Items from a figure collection
======

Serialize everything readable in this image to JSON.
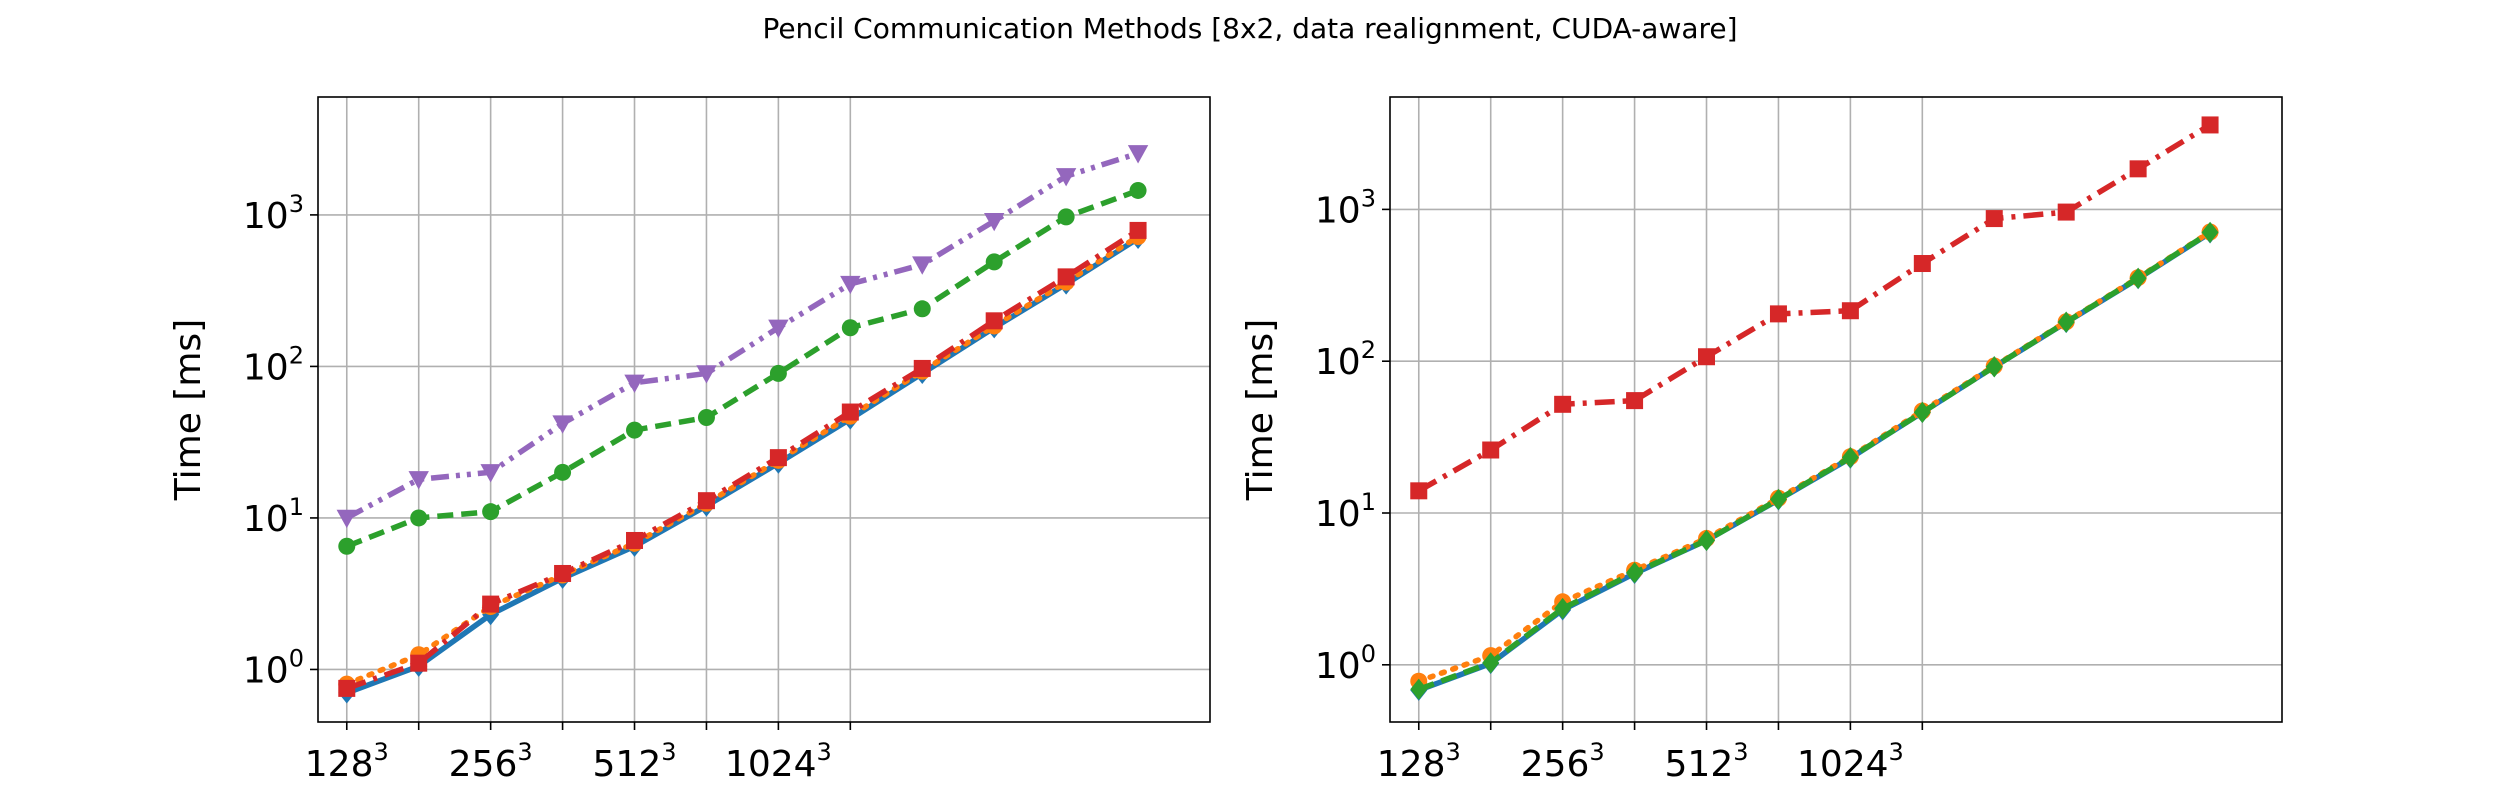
{
  "figure": {
    "title": "Pencil Communication Methods [8x2, data realignment, CUDA-aware]"
  },
  "chart_data": [
    {
      "type": "line",
      "title": "",
      "xlabel": "",
      "ylabel": "Time [ms]",
      "yscale": "log",
      "ylim": [
        0.45,
        6000
      ],
      "grid": true,
      "legend": "none",
      "x": [
        1,
        2,
        3,
        4,
        5,
        6,
        7,
        8,
        9,
        10,
        11,
        12
      ],
      "xticks": [
        {
          "x": 1,
          "base": "128",
          "exp": "3"
        },
        {
          "x": 2,
          "base": "",
          "exp": ""
        },
        {
          "x": 3,
          "base": "256",
          "exp": "3"
        },
        {
          "x": 4,
          "base": "",
          "exp": ""
        },
        {
          "x": 5,
          "base": "512",
          "exp": "3"
        },
        {
          "x": 6,
          "base": "",
          "exp": ""
        },
        {
          "x": 7,
          "base": "1024",
          "exp": "3"
        },
        {
          "x": 8,
          "base": "",
          "exp": ""
        }
      ],
      "yticks": [
        {
          "value": 1,
          "base": "10",
          "exp": "0"
        },
        {
          "value": 10,
          "base": "10",
          "exp": "1"
        },
        {
          "value": 100,
          "base": "10",
          "exp": "2"
        },
        {
          "value": 1000,
          "base": "10",
          "exp": "3"
        }
      ],
      "series": [
        {
          "color": "#1f77b4",
          "dash": "solid",
          "marker": "diamond",
          "values": [
            0.7,
            1.05,
            2.3,
            4.0,
            6.5,
            12,
            23,
            45,
            90,
            180,
            350,
            700
          ]
        },
        {
          "color": "#ff7f0e",
          "dash": "dotted",
          "marker": "circle",
          "values": [
            0.8,
            1.25,
            2.6,
            4.2,
            6.8,
            12.5,
            24,
            47,
            93,
            185,
            360,
            720
          ]
        },
        {
          "color": "#2ca02c",
          "dash": "dashed",
          "marker": "circle",
          "values": [
            6.5,
            10,
            11,
            20,
            38,
            46,
            90,
            180,
            240,
            490,
            970,
            1450
          ]
        },
        {
          "color": "#d62728",
          "dash": "dashdot",
          "marker": "square",
          "values": [
            0.75,
            1.1,
            2.7,
            4.3,
            7.1,
            13,
            25,
            50,
            97,
            200,
            390,
            790
          ]
        },
        {
          "color": "#9467bd",
          "dash": "dashdotdot",
          "marker": "triangle-down",
          "values": [
            10,
            18,
            20,
            42,
            78,
            90,
            180,
            350,
            470,
            910,
            1800,
            2550
          ]
        }
      ]
    },
    {
      "type": "line",
      "title": "",
      "xlabel": "",
      "ylabel": "Time [ms]",
      "yscale": "log",
      "ylim": [
        0.42,
        5500
      ],
      "grid": true,
      "legend": "none",
      "x": [
        1,
        2,
        3,
        4,
        5,
        6,
        7,
        8,
        9,
        10,
        11,
        12
      ],
      "xticks": [
        {
          "x": 1,
          "base": "128",
          "exp": "3"
        },
        {
          "x": 2,
          "base": "",
          "exp": ""
        },
        {
          "x": 3,
          "base": "256",
          "exp": "3"
        },
        {
          "x": 4,
          "base": "",
          "exp": ""
        },
        {
          "x": 5,
          "base": "512",
          "exp": "3"
        },
        {
          "x": 6,
          "base": "",
          "exp": ""
        },
        {
          "x": 7,
          "base": "1024",
          "exp": "3"
        },
        {
          "x": 8,
          "base": "",
          "exp": ""
        }
      ],
      "yticks": [
        {
          "value": 1,
          "base": "10",
          "exp": "0"
        },
        {
          "value": 10,
          "base": "10",
          "exp": "1"
        },
        {
          "value": 100,
          "base": "10",
          "exp": "2"
        },
        {
          "value": 1000,
          "base": "10",
          "exp": "3"
        }
      ],
      "series": [
        {
          "color": "#1f77b4",
          "dash": "solid",
          "marker": "diamond",
          "values": [
            0.68,
            1.02,
            2.3,
            4.0,
            6.6,
            12.2,
            23,
            46,
            92,
            180,
            350,
            700
          ]
        },
        {
          "color": "#ff7f0e",
          "dash": "dotted",
          "marker": "circle",
          "values": [
            0.78,
            1.15,
            2.6,
            4.2,
            6.8,
            12.5,
            23.5,
            47,
            93,
            182,
            355,
            710
          ]
        },
        {
          "color": "#d62728",
          "dash": "dashdot",
          "marker": "square",
          "values": [
            14,
            26,
            52,
            55,
            107,
            205,
            215,
            440,
            870,
            960,
            1850,
            3600
          ]
        },
        {
          "color": "#2ca02c",
          "dash": "dashed",
          "marker": "diamond",
          "values": [
            0.69,
            1.03,
            2.35,
            4.05,
            6.6,
            12.3,
            23.2,
            46,
            92,
            181,
            352,
            705
          ]
        }
      ]
    }
  ]
}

======

» **To do**: Reproduce every line above as written, skipping pictures.

» **Reply**:
Serialize everything readable in this image to JSON.
{
  "figure": {
    "title": "Pencil Communication Methods [8x2, data realignment, CUDA-aware]"
  },
  "chart_data": [
    {
      "type": "line",
      "title": "",
      "xlabel": "",
      "ylabel": "Time [ms]",
      "yscale": "log",
      "ylim": [
        0.45,
        6000
      ],
      "grid": true,
      "legend": "none",
      "x": [
        1,
        2,
        3,
        4,
        5,
        6,
        7,
        8,
        9,
        10,
        11,
        12
      ],
      "xticks": [
        {
          "x": 1,
          "base": "128",
          "exp": "3"
        },
        {
          "x": 2,
          "base": "",
          "exp": ""
        },
        {
          "x": 3,
          "base": "256",
          "exp": "3"
        },
        {
          "x": 4,
          "base": "",
          "exp": ""
        },
        {
          "x": 5,
          "base": "512",
          "exp": "3"
        },
        {
          "x": 6,
          "base": "",
          "exp": ""
        },
        {
          "x": 7,
          "base": "1024",
          "exp": "3"
        },
        {
          "x": 8,
          "base": "",
          "exp": ""
        }
      ],
      "yticks": [
        {
          "value": 1,
          "base": "10",
          "exp": "0"
        },
        {
          "value": 10,
          "base": "10",
          "exp": "1"
        },
        {
          "value": 100,
          "base": "10",
          "exp": "2"
        },
        {
          "value": 1000,
          "base": "10",
          "exp": "3"
        }
      ],
      "series": [
        {
          "color": "#1f77b4",
          "dash": "solid",
          "marker": "diamond",
          "values": [
            0.7,
            1.05,
            2.3,
            4.0,
            6.5,
            12,
            23,
            45,
            90,
            180,
            350,
            700
          ]
        },
        {
          "color": "#ff7f0e",
          "dash": "dotted",
          "marker": "circle",
          "values": [
            0.8,
            1.25,
            2.6,
            4.2,
            6.8,
            12.5,
            24,
            47,
            93,
            185,
            360,
            720
          ]
        },
        {
          "color": "#2ca02c",
          "dash": "dashed",
          "marker": "circle",
          "values": [
            6.5,
            10,
            11,
            20,
            38,
            46,
            90,
            180,
            240,
            490,
            970,
            1450
          ]
        },
        {
          "color": "#d62728",
          "dash": "dashdot",
          "marker": "square",
          "values": [
            0.75,
            1.1,
            2.7,
            4.3,
            7.1,
            13,
            25,
            50,
            97,
            200,
            390,
            790
          ]
        },
        {
          "color": "#9467bd",
          "dash": "dashdotdot",
          "marker": "triangle-down",
          "values": [
            10,
            18,
            20,
            42,
            78,
            90,
            180,
            350,
            470,
            910,
            1800,
            2550
          ]
        }
      ]
    },
    {
      "type": "line",
      "title": "",
      "xlabel": "",
      "ylabel": "Time [ms]",
      "yscale": "log",
      "ylim": [
        0.42,
        5500
      ],
      "grid": true,
      "legend": "none",
      "x": [
        1,
        2,
        3,
        4,
        5,
        6,
        7,
        8,
        9,
        10,
        11,
        12
      ],
      "xticks": [
        {
          "x": 1,
          "base": "128",
          "exp": "3"
        },
        {
          "x": 2,
          "base": "",
          "exp": ""
        },
        {
          "x": 3,
          "base": "256",
          "exp": "3"
        },
        {
          "x": 4,
          "base": "",
          "exp": ""
        },
        {
          "x": 5,
          "base": "512",
          "exp": "3"
        },
        {
          "x": 6,
          "base": "",
          "exp": ""
        },
        {
          "x": 7,
          "base": "1024",
          "exp": "3"
        },
        {
          "x": 8,
          "base": "",
          "exp": ""
        }
      ],
      "yticks": [
        {
          "value": 1,
          "base": "10",
          "exp": "0"
        },
        {
          "value": 10,
          "base": "10",
          "exp": "1"
        },
        {
          "value": 100,
          "base": "10",
          "exp": "2"
        },
        {
          "value": 1000,
          "base": "10",
          "exp": "3"
        }
      ],
      "series": [
        {
          "color": "#1f77b4",
          "dash": "solid",
          "marker": "diamond",
          "values": [
            0.68,
            1.02,
            2.3,
            4.0,
            6.6,
            12.2,
            23,
            46,
            92,
            180,
            350,
            700
          ]
        },
        {
          "color": "#ff7f0e",
          "dash": "dotted",
          "marker": "circle",
          "values": [
            0.78,
            1.15,
            2.6,
            4.2,
            6.8,
            12.5,
            23.5,
            47,
            93,
            182,
            355,
            710
          ]
        },
        {
          "color": "#d62728",
          "dash": "dashdot",
          "marker": "square",
          "values": [
            14,
            26,
            52,
            55,
            107,
            205,
            215,
            440,
            870,
            960,
            1850,
            3600
          ]
        },
        {
          "color": "#2ca02c",
          "dash": "dashed",
          "marker": "diamond",
          "values": [
            0.69,
            1.03,
            2.35,
            4.05,
            6.6,
            12.3,
            23.2,
            46,
            92,
            181,
            352,
            705
          ]
        }
      ]
    }
  ]
}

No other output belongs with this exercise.